### Краткое задание
Перепишите весь материал ниже, поставив «Pressure loss» везде, где стоит «Pressure drop». Остальное сохраните без изменений.

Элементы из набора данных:
****************************************

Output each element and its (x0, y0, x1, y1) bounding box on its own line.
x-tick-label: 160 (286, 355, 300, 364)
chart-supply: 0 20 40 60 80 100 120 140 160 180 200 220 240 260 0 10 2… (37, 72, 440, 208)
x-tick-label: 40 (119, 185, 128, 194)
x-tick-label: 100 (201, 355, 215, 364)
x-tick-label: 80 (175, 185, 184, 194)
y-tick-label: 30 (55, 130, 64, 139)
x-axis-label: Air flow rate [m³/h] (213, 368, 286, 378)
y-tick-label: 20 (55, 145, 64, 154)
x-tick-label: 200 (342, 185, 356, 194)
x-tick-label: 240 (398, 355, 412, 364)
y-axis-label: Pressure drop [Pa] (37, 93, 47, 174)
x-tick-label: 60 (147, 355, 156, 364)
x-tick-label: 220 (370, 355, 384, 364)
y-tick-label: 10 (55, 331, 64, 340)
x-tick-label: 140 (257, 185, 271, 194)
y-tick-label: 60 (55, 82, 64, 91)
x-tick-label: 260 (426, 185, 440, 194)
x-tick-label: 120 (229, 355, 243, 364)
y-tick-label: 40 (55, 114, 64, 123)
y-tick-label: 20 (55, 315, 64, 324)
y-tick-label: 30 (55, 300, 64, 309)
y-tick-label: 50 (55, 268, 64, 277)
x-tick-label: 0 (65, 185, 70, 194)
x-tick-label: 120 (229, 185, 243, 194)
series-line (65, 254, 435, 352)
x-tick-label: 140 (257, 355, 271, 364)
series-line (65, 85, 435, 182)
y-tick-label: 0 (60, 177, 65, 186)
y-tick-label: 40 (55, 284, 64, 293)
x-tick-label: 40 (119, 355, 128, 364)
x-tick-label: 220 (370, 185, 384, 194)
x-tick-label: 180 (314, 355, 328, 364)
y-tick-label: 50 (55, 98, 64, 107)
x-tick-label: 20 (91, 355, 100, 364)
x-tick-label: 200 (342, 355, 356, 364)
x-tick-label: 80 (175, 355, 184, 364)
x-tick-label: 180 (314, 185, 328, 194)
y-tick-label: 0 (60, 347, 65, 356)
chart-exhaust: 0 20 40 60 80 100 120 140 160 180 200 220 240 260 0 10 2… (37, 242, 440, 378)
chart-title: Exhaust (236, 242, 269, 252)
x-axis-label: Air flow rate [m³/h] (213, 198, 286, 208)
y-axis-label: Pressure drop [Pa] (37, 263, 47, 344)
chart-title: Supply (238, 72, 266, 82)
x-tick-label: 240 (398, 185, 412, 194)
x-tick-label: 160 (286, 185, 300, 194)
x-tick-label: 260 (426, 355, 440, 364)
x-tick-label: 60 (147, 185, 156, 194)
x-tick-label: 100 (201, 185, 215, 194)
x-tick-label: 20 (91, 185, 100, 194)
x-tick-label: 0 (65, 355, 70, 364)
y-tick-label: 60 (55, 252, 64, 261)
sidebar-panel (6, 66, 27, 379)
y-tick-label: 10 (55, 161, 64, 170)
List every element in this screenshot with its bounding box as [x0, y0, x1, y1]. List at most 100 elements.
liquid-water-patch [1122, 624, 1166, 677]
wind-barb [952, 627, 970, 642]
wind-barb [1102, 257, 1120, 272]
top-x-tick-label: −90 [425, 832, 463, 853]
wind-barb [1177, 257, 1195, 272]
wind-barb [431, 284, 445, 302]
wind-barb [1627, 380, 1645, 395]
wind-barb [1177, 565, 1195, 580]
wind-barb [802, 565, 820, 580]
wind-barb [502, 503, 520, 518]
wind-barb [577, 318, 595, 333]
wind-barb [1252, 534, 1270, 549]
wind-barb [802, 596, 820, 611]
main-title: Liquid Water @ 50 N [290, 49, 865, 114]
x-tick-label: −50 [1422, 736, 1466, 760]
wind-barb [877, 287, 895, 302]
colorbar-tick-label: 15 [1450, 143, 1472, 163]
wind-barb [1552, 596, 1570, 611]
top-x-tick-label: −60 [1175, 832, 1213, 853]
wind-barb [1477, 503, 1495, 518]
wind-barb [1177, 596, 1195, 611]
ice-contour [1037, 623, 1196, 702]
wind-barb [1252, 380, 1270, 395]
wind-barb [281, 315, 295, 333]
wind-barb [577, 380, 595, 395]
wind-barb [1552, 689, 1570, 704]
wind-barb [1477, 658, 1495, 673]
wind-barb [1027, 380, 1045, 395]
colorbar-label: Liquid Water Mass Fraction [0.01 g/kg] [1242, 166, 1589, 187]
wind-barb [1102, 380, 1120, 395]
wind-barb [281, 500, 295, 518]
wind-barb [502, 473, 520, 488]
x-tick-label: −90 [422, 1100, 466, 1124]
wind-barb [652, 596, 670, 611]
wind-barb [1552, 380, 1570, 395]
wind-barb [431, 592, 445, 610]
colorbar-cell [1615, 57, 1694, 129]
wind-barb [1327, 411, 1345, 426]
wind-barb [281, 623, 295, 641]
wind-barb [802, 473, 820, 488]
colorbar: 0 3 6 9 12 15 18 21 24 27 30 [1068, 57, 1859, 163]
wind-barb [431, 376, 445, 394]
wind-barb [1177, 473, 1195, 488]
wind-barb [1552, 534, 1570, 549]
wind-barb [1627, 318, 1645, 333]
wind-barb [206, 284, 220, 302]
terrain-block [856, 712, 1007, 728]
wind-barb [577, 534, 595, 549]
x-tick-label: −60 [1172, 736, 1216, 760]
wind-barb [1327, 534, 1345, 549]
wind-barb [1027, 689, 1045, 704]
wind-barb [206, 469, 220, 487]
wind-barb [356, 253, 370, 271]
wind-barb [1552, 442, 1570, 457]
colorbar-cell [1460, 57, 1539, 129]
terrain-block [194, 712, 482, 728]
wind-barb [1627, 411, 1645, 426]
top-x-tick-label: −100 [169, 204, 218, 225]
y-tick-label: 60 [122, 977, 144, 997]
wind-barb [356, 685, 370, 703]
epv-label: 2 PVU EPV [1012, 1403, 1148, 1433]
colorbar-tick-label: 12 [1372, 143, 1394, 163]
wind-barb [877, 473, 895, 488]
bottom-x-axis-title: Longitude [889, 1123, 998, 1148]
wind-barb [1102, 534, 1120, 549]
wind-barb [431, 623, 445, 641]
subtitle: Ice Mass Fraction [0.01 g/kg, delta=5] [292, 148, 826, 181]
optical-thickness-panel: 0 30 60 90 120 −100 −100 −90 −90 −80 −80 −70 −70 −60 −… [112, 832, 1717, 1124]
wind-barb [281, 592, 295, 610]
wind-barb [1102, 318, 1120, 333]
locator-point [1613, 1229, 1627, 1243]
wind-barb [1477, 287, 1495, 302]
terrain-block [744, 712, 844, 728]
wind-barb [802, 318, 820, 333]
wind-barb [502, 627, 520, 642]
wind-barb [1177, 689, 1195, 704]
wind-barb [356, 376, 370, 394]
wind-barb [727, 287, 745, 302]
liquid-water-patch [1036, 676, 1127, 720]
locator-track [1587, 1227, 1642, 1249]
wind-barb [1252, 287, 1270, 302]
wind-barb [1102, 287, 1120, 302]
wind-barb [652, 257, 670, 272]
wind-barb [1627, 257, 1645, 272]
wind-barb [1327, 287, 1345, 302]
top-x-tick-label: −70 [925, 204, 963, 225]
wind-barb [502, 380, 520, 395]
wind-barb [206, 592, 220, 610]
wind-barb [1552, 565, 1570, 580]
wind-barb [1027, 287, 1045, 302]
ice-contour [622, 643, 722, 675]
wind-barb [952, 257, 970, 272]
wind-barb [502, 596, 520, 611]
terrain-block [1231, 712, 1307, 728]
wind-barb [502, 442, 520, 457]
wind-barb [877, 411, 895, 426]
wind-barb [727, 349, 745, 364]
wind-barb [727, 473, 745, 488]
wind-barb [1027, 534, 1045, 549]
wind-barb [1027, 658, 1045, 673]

****************************************

### Итог упражнения
Output each element and its (x0, y0, x1, y1) bounding box on its own line.
x-tick-label: 160 (286, 355, 300, 364)
chart-supply: 0 20 40 60 80 100 120 140 160 180 200 220 240 260 0 10 2… (37, 72, 440, 208)
x-tick-label: 40 (119, 185, 128, 194)
x-tick-label: 100 (201, 355, 215, 364)
x-tick-label: 80 (175, 185, 184, 194)
y-tick-label: 30 (55, 130, 64, 139)
x-axis-label: Air flow rate [m³/h] (213, 368, 286, 378)
y-tick-label: 20 (55, 145, 64, 154)
x-tick-label: 200 (342, 185, 356, 194)
x-tick-label: 240 (398, 355, 412, 364)
y-axis-label: Pressure loss [Pa] (37, 93, 47, 174)
x-tick-label: 60 (147, 355, 156, 364)
x-tick-label: 220 (370, 355, 384, 364)
y-tick-label: 10 (55, 331, 64, 340)
x-tick-label: 140 (257, 185, 271, 194)
y-tick-label: 60 (55, 82, 64, 91)
x-tick-label: 260 (426, 185, 440, 194)
x-tick-label: 120 (229, 355, 243, 364)
y-tick-label: 40 (55, 114, 64, 123)
y-tick-label: 20 (55, 315, 64, 324)
y-tick-label: 30 (55, 300, 64, 309)
y-tick-label: 50 (55, 268, 64, 277)
x-tick-label: 0 (65, 185, 70, 194)
x-tick-label: 120 (229, 185, 243, 194)
series-line (65, 254, 435, 352)
x-tick-label: 140 (257, 355, 271, 364)
series-line (65, 85, 435, 182)
y-tick-label: 0 (60, 177, 65, 186)
y-tick-label: 40 (55, 284, 64, 293)
x-tick-label: 40 (119, 355, 128, 364)
x-tick-label: 220 (370, 185, 384, 194)
x-tick-label: 180 (314, 355, 328, 364)
y-tick-label: 50 (55, 98, 64, 107)
x-tick-label: 20 (91, 355, 100, 364)
x-tick-label: 200 (342, 355, 356, 364)
x-tick-label: 80 (175, 355, 184, 364)
x-tick-label: 180 (314, 185, 328, 194)
y-tick-label: 0 (60, 347, 65, 356)
chart-exhaust: 0 20 40 60 80 100 120 140 160 180 200 220 240 260 0 10 2… (37, 242, 440, 378)
chart-title: Exhaust (236, 242, 269, 252)
x-axis-label: Air flow rate [m³/h] (213, 198, 286, 208)
y-axis-label: Pressure loss [Pa] (37, 263, 47, 344)
chart-title: Supply (238, 72, 266, 82)
x-tick-label: 240 (398, 185, 412, 194)
x-tick-label: 160 (286, 185, 300, 194)
x-tick-label: 260 (426, 355, 440, 364)
x-tick-label: 60 (147, 185, 156, 194)
x-tick-label: 100 (201, 185, 215, 194)
x-tick-label: 20 (91, 185, 100, 194)
x-tick-label: 0 (65, 355, 70, 364)
y-tick-label: 60 (55, 252, 64, 261)
sidebar-panel (6, 66, 27, 379)
y-tick-label: 10 (55, 161, 64, 170)
List every element in this screenshot with its bounding box as [x0, y0, x1, y1]. List at most 100 elements.
liquid-water-patch [1122, 624, 1166, 677]
wind-barb [952, 627, 970, 642]
wind-barb [1102, 257, 1120, 272]
top-x-tick-label: −90 [425, 832, 463, 853]
wind-barb [1177, 257, 1195, 272]
wind-barb [431, 284, 445, 302]
wind-barb [1627, 380, 1645, 395]
wind-barb [1177, 565, 1195, 580]
wind-barb [802, 565, 820, 580]
wind-barb [502, 503, 520, 518]
wind-barb [577, 318, 595, 333]
wind-barb [1252, 534, 1270, 549]
wind-barb [802, 596, 820, 611]
main-title: Liquid Water @ 50 N [290, 49, 865, 114]
x-tick-label: −50 [1422, 736, 1466, 760]
wind-barb [877, 287, 895, 302]
colorbar-tick-label: 15 [1450, 143, 1472, 163]
wind-barb [1552, 596, 1570, 611]
top-x-tick-label: −60 [1175, 832, 1213, 853]
wind-barb [1477, 503, 1495, 518]
wind-barb [1177, 596, 1195, 611]
ice-contour [1037, 623, 1196, 702]
wind-barb [1252, 380, 1270, 395]
wind-barb [281, 315, 295, 333]
wind-barb [577, 380, 595, 395]
wind-barb [1552, 689, 1570, 704]
wind-barb [1477, 658, 1495, 673]
wind-barb [1027, 380, 1045, 395]
colorbar-label: Liquid Water Mass Fraction [0.01 g/kg] [1242, 166, 1589, 187]
wind-barb [1102, 380, 1120, 395]
wind-barb [281, 500, 295, 518]
wind-barb [502, 473, 520, 488]
x-tick-label: −90 [422, 1100, 466, 1124]
wind-barb [652, 596, 670, 611]
wind-barb [1552, 380, 1570, 395]
wind-barb [431, 592, 445, 610]
colorbar-cell [1615, 57, 1694, 129]
wind-barb [1327, 411, 1345, 426]
wind-barb [281, 623, 295, 641]
wind-barb [802, 473, 820, 488]
colorbar: 0 3 6 9 12 15 18 21 24 27 30 [1068, 57, 1859, 163]
wind-barb [431, 376, 445, 394]
wind-barb [1177, 473, 1195, 488]
wind-barb [1552, 534, 1570, 549]
wind-barb [1627, 318, 1645, 333]
wind-barb [206, 284, 220, 302]
terrain-block [856, 712, 1007, 728]
wind-barb [577, 534, 595, 549]
x-tick-label: −60 [1172, 736, 1216, 760]
wind-barb [1327, 534, 1345, 549]
wind-barb [1027, 689, 1045, 704]
wind-barb [206, 469, 220, 487]
wind-barb [356, 253, 370, 271]
wind-barb [1552, 442, 1570, 457]
colorbar-cell [1460, 57, 1539, 129]
terrain-block [194, 712, 482, 728]
wind-barb [1627, 411, 1645, 426]
top-x-tick-label: −100 [169, 204, 218, 225]
y-tick-label: 60 [122, 977, 144, 997]
wind-barb [356, 685, 370, 703]
epv-label: 2 PVU EPV [1012, 1403, 1148, 1433]
colorbar-tick-label: 12 [1372, 143, 1394, 163]
wind-barb [877, 473, 895, 488]
bottom-x-axis-title: Longitude [889, 1123, 998, 1148]
wind-barb [1102, 534, 1120, 549]
wind-barb [431, 623, 445, 641]
subtitle: Ice Mass Fraction [0.01 g/kg, delta=5] [292, 148, 826, 181]
optical-thickness-panel: 0 30 60 90 120 −100 −100 −90 −90 −80 −80 −70 −70 −60 −… [112, 832, 1717, 1124]
wind-barb [281, 592, 295, 610]
wind-barb [1102, 318, 1120, 333]
locator-point [1613, 1229, 1627, 1243]
wind-barb [1477, 287, 1495, 302]
terrain-block [744, 712, 844, 728]
wind-barb [802, 318, 820, 333]
wind-barb [502, 627, 520, 642]
wind-barb [1177, 689, 1195, 704]
wind-barb [356, 376, 370, 394]
wind-barb [727, 287, 745, 302]
liquid-water-patch [1036, 676, 1127, 720]
locator-track [1587, 1227, 1642, 1249]
wind-barb [1252, 287, 1270, 302]
wind-barb [1102, 287, 1120, 302]
wind-barb [652, 257, 670, 272]
wind-barb [1627, 257, 1645, 272]
wind-barb [1327, 287, 1345, 302]
top-x-tick-label: −70 [925, 204, 963, 225]
wind-barb [502, 380, 520, 395]
wind-barb [206, 592, 220, 610]
wind-barb [1552, 565, 1570, 580]
wind-barb [1027, 287, 1045, 302]
ice-contour [622, 643, 722, 675]
wind-barb [952, 257, 970, 272]
wind-barb [502, 596, 520, 611]
terrain-block [1231, 712, 1307, 728]
wind-barb [502, 442, 520, 457]
wind-barb [877, 411, 895, 426]
wind-barb [727, 349, 745, 364]
wind-barb [727, 473, 745, 488]
wind-barb [1027, 534, 1045, 549]
wind-barb [1027, 658, 1045, 673]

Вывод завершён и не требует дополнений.